> [Testo di riferimento]:
-----

Prenderà il via il 1° settembre a Kyoto l’assemblea generale di ICOM. La principale organizzazione internazionale che rappresenta i musei e i suoi professionisti dovrà affrontare le polemiche nate dalla proposta di una nuova definizione di museo. La nuova versione, che da programma dovrebbe essere valutata e approvata il 7 settembre in Giappone, fa discutere gli addetti ai lavori. E mentre oltre 25 comitati nazionali chiedono di rimandare l’approvazione (per approfondimenti leggi: Museo, nuova definizione nel mirino. Maffei (ICOM Italia): troppo vaga, spazio al confronto) c’è anche chi propone di discutere immediatamente delle alternative. E’ il caso di ICOM UK e ICOM Serbia. Quest’ultima, in particolare, ha presentato la seguente proposta:

 

I musei sono istituzioni pubbliche, senza scopo di lucro e permanenti al servizio della società e del suo sviluppo, che raccolgono, conservano, ricercano, interpretano, espongono e comunicano il patrimonio materiale e immateriale dell’umanità e del suo contesto ai fini dell’educazione, dello studio e del divertimento. I musei dovrebbero creare spazi democratici, inclusivi e partecipativi per il dialogo critico sul passato, sul presente e sul futuro, salvaguardando ricordi diversi per le generazioni future.

Museums are public, non-profit, permanent institutions in the service of society and its development, which collect, preserve, research, interpret, exhibit and communicate the tangible and intangible heritage of humanity and its environment for the purposes of education, study and enjoyment. Museums should create democratic, inclusive and participatory spaces for critical dialogue about the past, the present and the future, safeguarding diverse memories for future generations.

-----

> [Estratti di dati]:
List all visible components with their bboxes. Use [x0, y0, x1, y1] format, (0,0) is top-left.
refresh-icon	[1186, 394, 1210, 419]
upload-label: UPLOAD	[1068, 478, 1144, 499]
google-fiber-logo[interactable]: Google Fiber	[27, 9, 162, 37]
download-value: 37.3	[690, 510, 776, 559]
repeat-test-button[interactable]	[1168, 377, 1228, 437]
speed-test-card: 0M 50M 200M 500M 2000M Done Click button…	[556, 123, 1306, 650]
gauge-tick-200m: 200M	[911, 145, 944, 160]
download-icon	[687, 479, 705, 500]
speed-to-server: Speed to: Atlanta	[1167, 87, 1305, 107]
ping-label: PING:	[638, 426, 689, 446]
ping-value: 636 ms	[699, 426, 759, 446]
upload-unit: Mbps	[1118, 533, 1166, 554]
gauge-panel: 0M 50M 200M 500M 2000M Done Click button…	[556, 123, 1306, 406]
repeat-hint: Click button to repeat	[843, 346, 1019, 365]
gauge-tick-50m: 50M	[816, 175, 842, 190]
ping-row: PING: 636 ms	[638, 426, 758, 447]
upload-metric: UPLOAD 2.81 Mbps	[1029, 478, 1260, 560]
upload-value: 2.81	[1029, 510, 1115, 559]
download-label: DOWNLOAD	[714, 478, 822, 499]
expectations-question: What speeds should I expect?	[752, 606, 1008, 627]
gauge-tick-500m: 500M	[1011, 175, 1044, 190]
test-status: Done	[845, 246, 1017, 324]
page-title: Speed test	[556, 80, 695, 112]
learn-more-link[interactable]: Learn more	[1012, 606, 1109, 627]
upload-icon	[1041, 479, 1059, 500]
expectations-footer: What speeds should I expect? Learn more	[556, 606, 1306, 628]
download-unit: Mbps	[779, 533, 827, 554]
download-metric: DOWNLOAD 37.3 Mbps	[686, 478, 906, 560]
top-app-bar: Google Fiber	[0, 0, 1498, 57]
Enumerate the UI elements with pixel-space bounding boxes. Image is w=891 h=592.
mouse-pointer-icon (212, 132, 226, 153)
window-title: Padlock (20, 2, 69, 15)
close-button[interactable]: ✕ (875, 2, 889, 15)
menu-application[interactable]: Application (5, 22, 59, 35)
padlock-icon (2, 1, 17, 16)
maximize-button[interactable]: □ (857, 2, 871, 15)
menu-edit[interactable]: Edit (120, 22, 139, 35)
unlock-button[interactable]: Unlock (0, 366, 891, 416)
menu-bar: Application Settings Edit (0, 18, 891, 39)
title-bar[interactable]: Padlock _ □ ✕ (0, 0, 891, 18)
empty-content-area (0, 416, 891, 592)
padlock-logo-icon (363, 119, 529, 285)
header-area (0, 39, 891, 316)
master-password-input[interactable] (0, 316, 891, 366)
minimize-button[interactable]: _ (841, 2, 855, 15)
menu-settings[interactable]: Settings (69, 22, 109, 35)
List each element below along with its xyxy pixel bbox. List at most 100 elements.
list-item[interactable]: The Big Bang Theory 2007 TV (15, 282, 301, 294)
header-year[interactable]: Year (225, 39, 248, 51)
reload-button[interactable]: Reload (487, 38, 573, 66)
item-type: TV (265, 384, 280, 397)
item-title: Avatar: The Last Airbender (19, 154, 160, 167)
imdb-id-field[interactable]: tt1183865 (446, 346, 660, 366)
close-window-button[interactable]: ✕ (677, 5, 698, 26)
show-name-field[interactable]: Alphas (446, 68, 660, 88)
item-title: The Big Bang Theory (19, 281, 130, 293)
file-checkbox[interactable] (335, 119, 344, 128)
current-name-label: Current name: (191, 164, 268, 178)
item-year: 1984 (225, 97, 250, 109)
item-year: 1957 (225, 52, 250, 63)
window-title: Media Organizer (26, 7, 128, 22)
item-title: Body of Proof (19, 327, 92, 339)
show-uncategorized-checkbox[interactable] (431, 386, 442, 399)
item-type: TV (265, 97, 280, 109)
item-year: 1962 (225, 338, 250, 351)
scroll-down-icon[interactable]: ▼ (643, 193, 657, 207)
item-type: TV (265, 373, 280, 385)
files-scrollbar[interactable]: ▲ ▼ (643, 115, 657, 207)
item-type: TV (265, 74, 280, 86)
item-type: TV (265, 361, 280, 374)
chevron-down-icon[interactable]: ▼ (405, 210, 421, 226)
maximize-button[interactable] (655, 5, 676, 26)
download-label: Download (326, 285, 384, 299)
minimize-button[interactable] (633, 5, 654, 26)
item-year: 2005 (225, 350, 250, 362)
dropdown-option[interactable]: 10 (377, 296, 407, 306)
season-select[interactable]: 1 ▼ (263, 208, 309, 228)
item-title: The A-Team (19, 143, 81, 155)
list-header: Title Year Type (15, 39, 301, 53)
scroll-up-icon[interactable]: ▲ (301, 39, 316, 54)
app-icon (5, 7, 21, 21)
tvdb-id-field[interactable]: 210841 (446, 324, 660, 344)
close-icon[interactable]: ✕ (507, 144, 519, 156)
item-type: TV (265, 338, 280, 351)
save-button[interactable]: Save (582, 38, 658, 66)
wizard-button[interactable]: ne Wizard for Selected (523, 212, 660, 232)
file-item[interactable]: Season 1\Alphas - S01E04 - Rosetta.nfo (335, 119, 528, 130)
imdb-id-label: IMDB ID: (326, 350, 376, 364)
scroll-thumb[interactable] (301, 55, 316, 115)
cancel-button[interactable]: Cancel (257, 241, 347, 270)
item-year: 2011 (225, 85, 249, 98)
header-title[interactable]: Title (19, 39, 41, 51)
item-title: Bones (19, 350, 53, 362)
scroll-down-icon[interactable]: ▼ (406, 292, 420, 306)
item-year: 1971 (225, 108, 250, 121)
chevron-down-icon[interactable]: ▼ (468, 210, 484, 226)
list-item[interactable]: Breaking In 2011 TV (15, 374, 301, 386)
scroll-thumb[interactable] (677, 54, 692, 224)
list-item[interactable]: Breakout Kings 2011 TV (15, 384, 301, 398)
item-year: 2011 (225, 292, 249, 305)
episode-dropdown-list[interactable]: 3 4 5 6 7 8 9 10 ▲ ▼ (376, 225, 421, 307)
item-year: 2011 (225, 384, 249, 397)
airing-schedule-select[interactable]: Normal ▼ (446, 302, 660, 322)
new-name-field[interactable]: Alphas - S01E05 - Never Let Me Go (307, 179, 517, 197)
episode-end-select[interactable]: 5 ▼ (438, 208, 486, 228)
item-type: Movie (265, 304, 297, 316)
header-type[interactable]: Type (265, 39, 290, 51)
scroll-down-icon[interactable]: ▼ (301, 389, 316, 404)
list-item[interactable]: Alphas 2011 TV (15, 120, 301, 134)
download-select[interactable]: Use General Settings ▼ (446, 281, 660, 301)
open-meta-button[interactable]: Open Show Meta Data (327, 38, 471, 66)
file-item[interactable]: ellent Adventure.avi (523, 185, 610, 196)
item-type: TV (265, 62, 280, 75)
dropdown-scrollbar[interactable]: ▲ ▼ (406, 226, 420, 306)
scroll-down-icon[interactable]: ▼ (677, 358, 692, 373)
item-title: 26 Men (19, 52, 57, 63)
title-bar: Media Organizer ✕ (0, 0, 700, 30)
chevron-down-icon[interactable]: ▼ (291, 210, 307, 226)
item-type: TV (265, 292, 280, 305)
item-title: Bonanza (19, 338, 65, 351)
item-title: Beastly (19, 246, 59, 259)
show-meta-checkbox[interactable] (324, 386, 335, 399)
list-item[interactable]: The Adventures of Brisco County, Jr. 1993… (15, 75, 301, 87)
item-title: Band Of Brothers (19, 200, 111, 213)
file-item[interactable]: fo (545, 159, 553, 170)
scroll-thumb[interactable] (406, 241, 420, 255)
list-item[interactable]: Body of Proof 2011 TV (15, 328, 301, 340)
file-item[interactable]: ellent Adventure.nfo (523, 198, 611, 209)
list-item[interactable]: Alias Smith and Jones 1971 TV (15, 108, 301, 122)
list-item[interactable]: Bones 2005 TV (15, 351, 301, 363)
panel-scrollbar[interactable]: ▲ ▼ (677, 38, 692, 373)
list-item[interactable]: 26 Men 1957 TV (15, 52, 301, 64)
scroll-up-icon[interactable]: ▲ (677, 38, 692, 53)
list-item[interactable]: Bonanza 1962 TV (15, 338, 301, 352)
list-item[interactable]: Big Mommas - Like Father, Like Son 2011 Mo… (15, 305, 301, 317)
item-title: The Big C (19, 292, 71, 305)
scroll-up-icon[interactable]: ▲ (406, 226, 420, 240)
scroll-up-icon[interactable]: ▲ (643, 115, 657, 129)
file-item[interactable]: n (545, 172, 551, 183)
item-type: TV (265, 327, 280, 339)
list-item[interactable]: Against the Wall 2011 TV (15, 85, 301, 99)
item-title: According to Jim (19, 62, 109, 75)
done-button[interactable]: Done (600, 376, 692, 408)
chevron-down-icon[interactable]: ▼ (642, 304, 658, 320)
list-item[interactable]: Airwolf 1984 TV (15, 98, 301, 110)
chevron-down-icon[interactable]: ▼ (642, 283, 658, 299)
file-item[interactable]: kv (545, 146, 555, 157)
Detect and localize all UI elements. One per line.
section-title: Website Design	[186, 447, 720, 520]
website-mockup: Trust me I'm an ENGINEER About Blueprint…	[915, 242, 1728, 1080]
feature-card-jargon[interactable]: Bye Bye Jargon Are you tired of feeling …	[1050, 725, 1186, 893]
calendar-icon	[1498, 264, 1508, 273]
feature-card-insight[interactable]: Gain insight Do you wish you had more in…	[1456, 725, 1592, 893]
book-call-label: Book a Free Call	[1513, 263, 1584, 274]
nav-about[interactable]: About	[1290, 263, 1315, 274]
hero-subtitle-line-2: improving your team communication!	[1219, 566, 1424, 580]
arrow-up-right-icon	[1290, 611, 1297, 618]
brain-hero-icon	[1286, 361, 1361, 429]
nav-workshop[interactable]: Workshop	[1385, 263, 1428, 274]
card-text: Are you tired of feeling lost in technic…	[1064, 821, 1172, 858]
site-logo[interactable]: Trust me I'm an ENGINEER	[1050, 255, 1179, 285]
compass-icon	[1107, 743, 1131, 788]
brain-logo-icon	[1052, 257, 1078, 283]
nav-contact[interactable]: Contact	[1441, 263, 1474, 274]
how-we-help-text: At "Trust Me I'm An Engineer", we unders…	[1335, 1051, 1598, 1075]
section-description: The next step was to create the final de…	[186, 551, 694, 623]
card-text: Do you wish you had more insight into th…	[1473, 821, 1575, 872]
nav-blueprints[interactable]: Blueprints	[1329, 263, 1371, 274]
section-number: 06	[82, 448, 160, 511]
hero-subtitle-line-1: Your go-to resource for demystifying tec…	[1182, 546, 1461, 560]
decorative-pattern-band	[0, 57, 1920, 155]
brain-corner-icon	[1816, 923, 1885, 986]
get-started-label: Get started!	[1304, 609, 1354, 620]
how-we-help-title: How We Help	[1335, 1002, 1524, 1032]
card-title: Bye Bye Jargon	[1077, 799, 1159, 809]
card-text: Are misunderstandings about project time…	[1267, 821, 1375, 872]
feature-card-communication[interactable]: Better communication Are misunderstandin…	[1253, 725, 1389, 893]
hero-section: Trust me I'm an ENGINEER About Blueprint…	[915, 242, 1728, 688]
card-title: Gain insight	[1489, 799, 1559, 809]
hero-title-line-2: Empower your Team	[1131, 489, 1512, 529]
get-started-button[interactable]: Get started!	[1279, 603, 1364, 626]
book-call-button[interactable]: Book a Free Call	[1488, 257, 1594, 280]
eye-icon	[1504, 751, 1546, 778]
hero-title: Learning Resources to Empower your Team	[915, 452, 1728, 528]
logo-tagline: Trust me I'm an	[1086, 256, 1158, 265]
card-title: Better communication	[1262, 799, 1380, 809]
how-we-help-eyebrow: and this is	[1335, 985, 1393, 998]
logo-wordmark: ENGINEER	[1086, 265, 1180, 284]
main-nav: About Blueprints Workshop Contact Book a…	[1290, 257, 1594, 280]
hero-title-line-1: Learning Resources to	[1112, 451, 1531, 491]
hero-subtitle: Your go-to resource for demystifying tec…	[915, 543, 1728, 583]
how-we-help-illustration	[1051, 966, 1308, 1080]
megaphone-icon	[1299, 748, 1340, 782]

-----

> [Compito da svolgere]:
Riproduci fedelmente la parte del testo sulla nuova definizione di museo che comincia con "I musei sono" e prosegue fino a "le generazioni future.". Le righe non hanno alcun legame con il testo sulla nuova definizione di museo.

> [Soluzione proposta]:
I musei sono istituzioni pubbliche, senza scopo di lucro e permanenti al servizio della società e del suo sviluppo, che raccolgono, conservano, ricercano, interpretano, espongono e comunicano il patrimonio materiale e immateriale dell’umanità e del suo contesto ai fini dell’educazione, dello studio e del divertimento. I musei dovrebbero creare spazi democratici, inclusivi e partecipativi per il dialogo critico sul passato, sul presente e sul futuro, salvaguardando ricordi diversi per le generazioni future.